提供抜粋
╭──
本発明は、例えば各種触媒、各種薬品、食品残渣処理用微生物等の担持用担体や、吸着材、充填材等として好適に用いられるαアルミナ成形体の製造方法に関する。
従来から、αアルミナは、各種触媒、各種薬品、食品残渣処理用微生物等の担持用担体や、吸着材、充填材等として利用されている。例えば各種担体等として利用する場合には、通常、多孔質の成形体として用いることが多く、多くの担持成分を担持させる上で、細孔容積は大きいのが望ましい(例えば、特許文献1,2参照)。他方、例えば触媒担体や吸着剤等として固定床設備で利用する場合には、触媒の抜き取り時や充填時等に起きる圧壊を防ぐ上で、高強度であるのが望ましい。つまり、触媒担体等の用途においては、高強度で細孔容積が大きいαアルミナ成形体が要望されている(例えば、特許文献3参照)。
また、αアルミナ成形体を各種用途に用いる場合には、通常、その形状は用途に応じて設計される。例えば水蒸気改質触媒のように、反応雰囲気が高温高圧であり、かつ原料ガスが大量に流れるプロセスにおいては、圧力損失の低減と活性向上の上で、直径15〜25mm程度の大粒径リング等の大形状で特殊な形状の触媒が用いられる(例えば、非特許文献1参照)。このように、用途によっては大形状で複雑な形状が要望されることがあった。
αアルミナ成形体の製造方法としては、例えば以下の(a),(b)の方法が知られている。
(a)αアルミナ粉末にアルミナゾルやシリカゾル等の無機結合剤等を混合して成形した後、1000〜1600℃の高温で焼成、焼結して、強度の高いαアルミナ成形体を得る方法(例えば、特許文献4参照)。
(b)ギブサイト結晶水酸化アルミニウムを仮焼することにより得られる少なくとも部分的に再水和性を有するアルミナ粉(水硬性アルミナ)を成形し、該成形体を特定の条件で再水和した後、焼成してαアルミナ成形体を製造する方法(例えば、特許文献5参照)。
╰──
記録データ
╭──
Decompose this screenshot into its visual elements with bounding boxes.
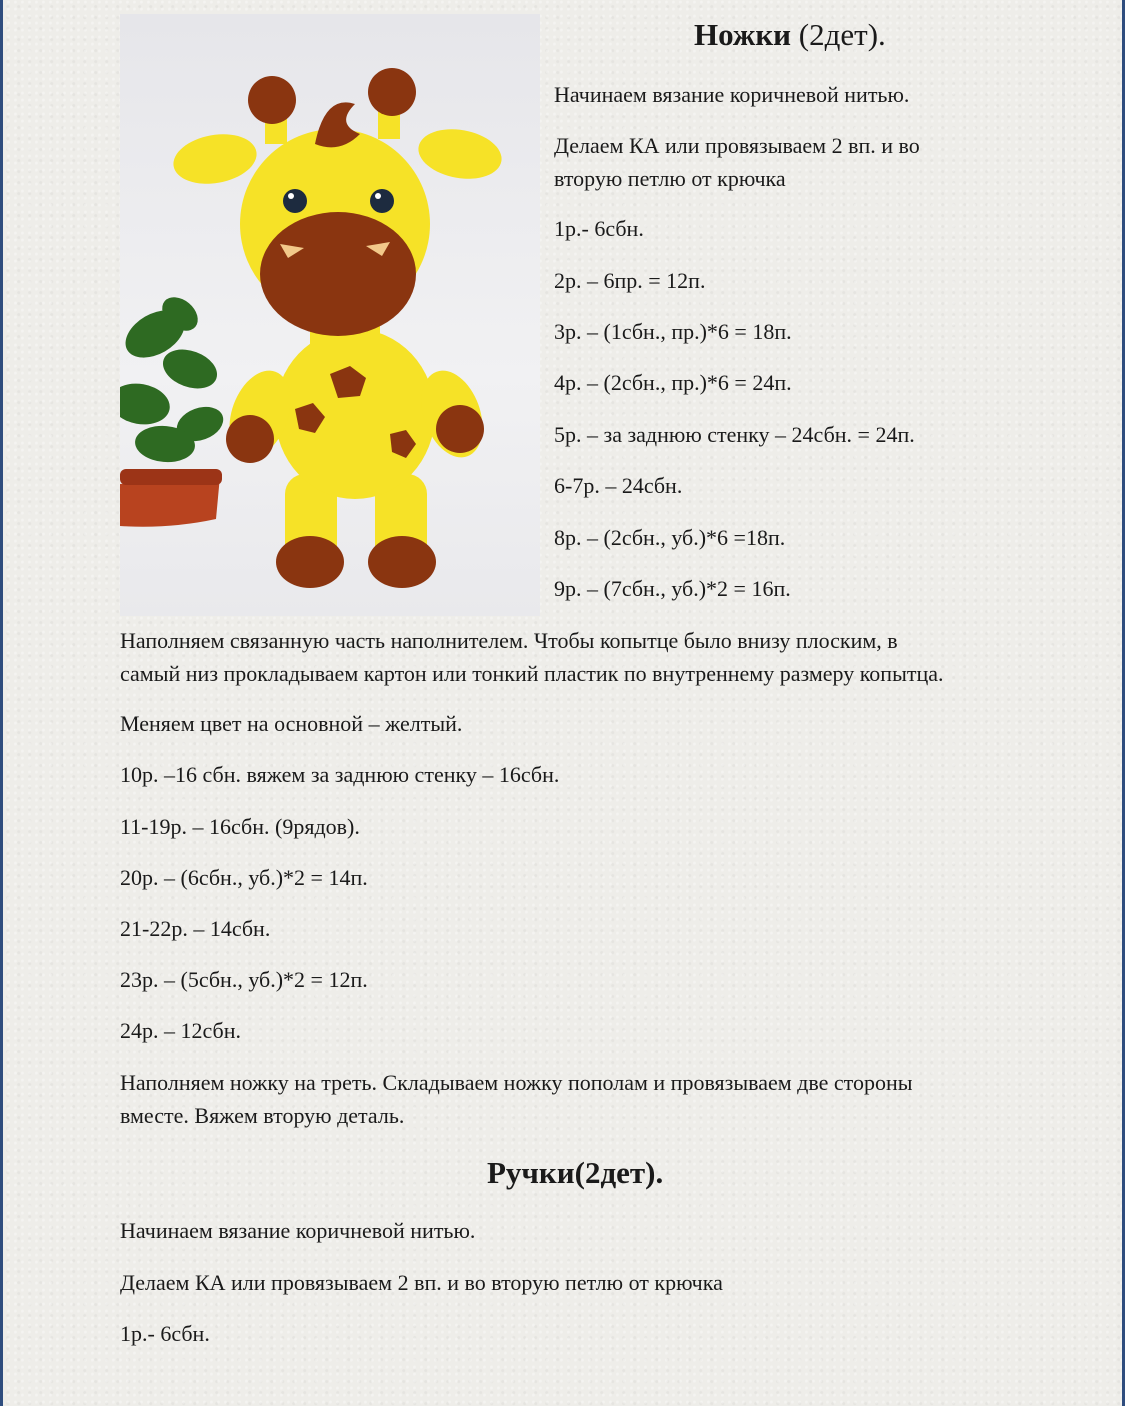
╰──
作業指示 1
αアルミナ成形体に関する抜粋のうち、「本発明は、例えば各種触媒、各」から「(例えば、特許文献5参照)。」までを両端も含めてそのまま書き写してもらえますか？
作業指示 2
αアルミナ成形体の製造方法に関する抜粋を、最後の文の次から書き継いでもらえますか？
一覧は参照しなくてかまいません。

記述回答 1
本発明は、例えば各種触媒、各種薬品、食品残渣処理用微生物等の担持用担体や、吸着材、充填材等として好適に用いられるαアルミナ成形体の製造方法に関する。
従来から、αアルミナは、各種触媒、各種薬品、食品残渣処理用微生物等の担持用担体や、吸着材、充填材等として利用されている。例えば各種担体等として利用する場合には、通常、多孔質の成形体として用いることが多く、多くの担持成分を担持させる上で、細孔容積は大きいのが望ましい(例えば、特許文献1,2参照)。他方、例えば触媒担体や吸着剤等として固定床設備で利用する場合には、触媒の抜き取り時や充填時等に起きる圧壊を防ぐ上で、高強度であるのが望ましい。つまり、触媒担体等の用途においては、高強度で細孔容積が大きいαアルミナ成形体が要望されている(例えば、特許文献3参照)。
また、αアルミナ成形体を各種用途に用いる場合には、通常、その形状は用途に応じて設計される。例えば水蒸気改質触媒のように、反応雰囲気が高温高圧であり、かつ原料ガスが大量に流れるプロセスにおいては、圧力損失の低減と活性向上の上で、直径15〜25mm程度の大粒径リング等の大形状で特殊な形状の触媒が用いられる(例えば、非特許文献1参照)。このように、用途によっては大形状で複雑な形状が要望されることがあった。
αアルミナ成形体の製造方法としては、例えば以下の(a),(b)の方法が知られている。
(a)αアルミナ粉末にアルミナゾルやシリカゾル等の無機結合剤等を混合して成形した後、1000〜1600℃の高温で焼成、焼結して、強度の高いαアルミナ成形体を得る方法(例えば、特許文献4参照)。
(b)ギブサイト結晶水酸化アルミニウムを仮焼することにより得られる少なくとも部分的に再水和性を有するアルミナ粉(水硬性アルミナ)を成形し、該成形体を特定の条件で再水和した後、焼成してαアルミナ成形体を製造する方法(例えば、特許文献5参照)。

記述回答 2
しかしながら、上記(a)の方法では、必ずしも十分な強度のαアルミナ成形体を得ることはできない。また、上記(b)の方法では、例えば押出し成形により、大形状でリング状や筒状のような複雑な形状の成形体を得ようとする場合には、再水和アルミナに水を混合してから成形品を得るまでの一連の過程(混合、混練、押出し、切断など)に時間がかかる。このため、一連の過程の間に再水和アルミナと水との再水和反応が進行してしまい、成形中に硬化物が生じて安定的に成形することはできない。
一方、遷移アルミナ成形体の製造方法として、再水和性アルミナを再水和抑制剤で部分的または完全に被覆して成形する方法がある(例えば、特許文献6参照)。この方法を利用して得られた遷移アルミナ成形体をさらに高温で焼成すると、αアルミナ成形体を得ることができる。
しかしながら、上記方法で得られるαアルミナ成形体は、強度が不充分なものであった。具体的には、例えば外径15mmφ、内径7mmφ程度の大径リング成形体を調製し、通常の昇温条件である200℃/時程度の昇温速度で昇温して焼成した場合には、亀裂や割れが生じ、収率よくαアルミナ成形体を得ることができない。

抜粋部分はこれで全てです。